» Short exercise:
Tally the lines of the data that include the word "adjusted" and state the total, nothing else.
========
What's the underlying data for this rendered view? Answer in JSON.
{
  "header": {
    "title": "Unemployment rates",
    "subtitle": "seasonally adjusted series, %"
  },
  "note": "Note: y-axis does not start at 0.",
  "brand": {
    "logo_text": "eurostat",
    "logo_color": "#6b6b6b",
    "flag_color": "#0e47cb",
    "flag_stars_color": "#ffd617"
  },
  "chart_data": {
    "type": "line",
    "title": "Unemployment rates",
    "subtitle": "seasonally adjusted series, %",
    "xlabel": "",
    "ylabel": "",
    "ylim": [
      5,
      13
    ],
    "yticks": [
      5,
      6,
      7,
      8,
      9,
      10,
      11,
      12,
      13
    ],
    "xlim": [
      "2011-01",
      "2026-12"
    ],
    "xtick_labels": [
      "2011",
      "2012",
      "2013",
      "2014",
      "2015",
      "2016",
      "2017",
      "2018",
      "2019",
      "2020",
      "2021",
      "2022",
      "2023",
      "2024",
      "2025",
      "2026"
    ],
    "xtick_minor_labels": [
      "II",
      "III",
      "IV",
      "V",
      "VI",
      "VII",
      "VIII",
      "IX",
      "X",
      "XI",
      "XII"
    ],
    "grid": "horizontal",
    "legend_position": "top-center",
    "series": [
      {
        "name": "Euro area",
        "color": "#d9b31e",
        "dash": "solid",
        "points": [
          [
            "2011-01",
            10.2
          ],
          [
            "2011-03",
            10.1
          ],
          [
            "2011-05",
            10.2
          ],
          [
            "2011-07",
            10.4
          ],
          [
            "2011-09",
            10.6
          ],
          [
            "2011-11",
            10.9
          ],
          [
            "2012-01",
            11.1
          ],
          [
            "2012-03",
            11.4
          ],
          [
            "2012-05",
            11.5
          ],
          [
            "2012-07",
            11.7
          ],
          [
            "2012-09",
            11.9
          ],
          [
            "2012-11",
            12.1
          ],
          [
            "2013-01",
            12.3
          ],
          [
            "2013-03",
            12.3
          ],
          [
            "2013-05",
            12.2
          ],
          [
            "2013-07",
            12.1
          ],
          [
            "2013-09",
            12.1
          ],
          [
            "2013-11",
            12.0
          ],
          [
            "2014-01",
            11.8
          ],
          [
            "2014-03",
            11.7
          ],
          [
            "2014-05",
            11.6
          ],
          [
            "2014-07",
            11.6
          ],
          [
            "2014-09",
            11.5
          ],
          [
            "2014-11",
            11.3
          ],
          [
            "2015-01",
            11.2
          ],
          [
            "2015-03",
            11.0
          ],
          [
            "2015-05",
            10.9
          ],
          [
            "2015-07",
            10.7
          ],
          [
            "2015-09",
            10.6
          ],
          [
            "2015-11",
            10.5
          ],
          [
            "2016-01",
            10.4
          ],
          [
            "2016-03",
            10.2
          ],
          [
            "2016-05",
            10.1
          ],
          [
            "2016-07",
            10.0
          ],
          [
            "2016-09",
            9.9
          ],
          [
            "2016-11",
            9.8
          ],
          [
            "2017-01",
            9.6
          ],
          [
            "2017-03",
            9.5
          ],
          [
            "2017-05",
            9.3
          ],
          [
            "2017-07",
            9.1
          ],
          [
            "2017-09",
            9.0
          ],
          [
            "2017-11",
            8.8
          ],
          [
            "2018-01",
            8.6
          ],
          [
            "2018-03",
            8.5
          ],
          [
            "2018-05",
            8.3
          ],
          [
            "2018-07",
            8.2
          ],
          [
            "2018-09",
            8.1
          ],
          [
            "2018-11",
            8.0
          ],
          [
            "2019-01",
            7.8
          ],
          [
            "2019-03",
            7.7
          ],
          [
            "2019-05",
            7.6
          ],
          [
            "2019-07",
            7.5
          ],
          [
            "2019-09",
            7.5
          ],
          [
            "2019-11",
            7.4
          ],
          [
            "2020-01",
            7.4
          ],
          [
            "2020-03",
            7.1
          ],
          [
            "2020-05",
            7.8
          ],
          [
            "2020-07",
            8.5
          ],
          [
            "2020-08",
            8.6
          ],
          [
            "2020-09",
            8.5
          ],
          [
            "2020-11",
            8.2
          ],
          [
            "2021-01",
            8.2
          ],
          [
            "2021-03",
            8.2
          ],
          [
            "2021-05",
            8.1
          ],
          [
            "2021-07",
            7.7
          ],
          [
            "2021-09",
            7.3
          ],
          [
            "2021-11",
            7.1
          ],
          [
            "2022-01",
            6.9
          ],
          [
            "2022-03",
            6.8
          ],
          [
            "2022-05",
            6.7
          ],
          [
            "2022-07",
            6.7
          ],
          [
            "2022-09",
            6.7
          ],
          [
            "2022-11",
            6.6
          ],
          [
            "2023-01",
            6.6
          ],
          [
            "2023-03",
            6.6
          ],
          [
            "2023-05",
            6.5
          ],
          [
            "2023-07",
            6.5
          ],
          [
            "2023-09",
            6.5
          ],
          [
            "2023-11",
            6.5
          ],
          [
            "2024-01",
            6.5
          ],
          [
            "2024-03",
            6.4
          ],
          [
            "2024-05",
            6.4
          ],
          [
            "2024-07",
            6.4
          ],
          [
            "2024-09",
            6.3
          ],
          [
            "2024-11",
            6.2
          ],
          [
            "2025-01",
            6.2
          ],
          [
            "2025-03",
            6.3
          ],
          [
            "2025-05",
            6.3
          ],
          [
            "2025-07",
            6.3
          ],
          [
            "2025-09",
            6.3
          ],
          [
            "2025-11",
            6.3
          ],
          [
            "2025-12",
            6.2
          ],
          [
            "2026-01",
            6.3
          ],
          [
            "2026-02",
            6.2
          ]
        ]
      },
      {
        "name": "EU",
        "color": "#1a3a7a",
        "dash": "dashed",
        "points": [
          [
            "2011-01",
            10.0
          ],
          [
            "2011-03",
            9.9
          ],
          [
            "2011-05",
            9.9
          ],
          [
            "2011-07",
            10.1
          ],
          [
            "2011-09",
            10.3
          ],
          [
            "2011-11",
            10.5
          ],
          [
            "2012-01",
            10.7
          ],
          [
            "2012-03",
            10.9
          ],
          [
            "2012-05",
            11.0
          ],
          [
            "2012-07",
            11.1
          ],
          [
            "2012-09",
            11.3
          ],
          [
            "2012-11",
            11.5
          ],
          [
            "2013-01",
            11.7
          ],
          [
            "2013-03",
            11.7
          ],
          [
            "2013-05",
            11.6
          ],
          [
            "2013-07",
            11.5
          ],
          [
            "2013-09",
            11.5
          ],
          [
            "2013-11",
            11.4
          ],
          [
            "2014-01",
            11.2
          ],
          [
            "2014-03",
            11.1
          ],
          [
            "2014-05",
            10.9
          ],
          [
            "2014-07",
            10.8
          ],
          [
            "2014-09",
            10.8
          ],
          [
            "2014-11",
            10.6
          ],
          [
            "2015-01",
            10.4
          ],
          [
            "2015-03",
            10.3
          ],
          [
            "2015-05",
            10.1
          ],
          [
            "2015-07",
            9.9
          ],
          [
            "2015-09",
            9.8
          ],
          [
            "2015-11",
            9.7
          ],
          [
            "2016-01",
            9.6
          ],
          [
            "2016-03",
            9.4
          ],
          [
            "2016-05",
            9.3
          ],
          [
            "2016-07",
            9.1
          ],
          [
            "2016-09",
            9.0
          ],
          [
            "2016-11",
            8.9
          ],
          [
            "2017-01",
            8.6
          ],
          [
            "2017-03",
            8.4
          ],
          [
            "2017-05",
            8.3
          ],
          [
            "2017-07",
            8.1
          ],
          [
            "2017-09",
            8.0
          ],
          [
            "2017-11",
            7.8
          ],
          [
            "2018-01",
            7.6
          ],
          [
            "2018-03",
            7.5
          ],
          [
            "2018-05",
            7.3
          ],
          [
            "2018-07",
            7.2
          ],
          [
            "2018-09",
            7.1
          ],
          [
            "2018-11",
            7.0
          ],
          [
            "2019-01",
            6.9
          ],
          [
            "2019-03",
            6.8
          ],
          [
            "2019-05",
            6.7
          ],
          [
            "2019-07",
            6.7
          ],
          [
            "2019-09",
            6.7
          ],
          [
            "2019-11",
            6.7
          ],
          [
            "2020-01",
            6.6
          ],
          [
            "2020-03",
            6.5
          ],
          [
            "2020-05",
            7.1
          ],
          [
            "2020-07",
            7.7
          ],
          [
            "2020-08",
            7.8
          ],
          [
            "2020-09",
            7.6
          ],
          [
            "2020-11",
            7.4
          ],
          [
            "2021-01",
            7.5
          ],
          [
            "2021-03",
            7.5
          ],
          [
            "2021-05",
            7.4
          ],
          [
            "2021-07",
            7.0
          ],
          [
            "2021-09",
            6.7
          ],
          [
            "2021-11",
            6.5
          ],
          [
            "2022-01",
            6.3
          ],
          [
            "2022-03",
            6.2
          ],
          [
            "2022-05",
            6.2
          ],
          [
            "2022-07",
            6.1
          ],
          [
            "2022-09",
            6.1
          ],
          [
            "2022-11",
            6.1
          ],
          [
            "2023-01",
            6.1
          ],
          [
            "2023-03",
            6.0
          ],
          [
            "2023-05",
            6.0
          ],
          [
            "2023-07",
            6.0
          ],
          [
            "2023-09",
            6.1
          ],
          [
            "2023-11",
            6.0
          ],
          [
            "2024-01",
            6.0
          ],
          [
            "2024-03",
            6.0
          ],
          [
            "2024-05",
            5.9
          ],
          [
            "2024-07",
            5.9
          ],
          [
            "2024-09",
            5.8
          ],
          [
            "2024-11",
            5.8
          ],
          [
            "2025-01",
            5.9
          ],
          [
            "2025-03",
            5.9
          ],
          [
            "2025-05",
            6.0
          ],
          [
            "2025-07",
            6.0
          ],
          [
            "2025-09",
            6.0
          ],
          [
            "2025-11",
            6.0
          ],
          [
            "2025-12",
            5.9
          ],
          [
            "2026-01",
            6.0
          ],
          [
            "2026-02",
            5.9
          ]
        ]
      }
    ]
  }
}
========
» Solution to this exercise:
2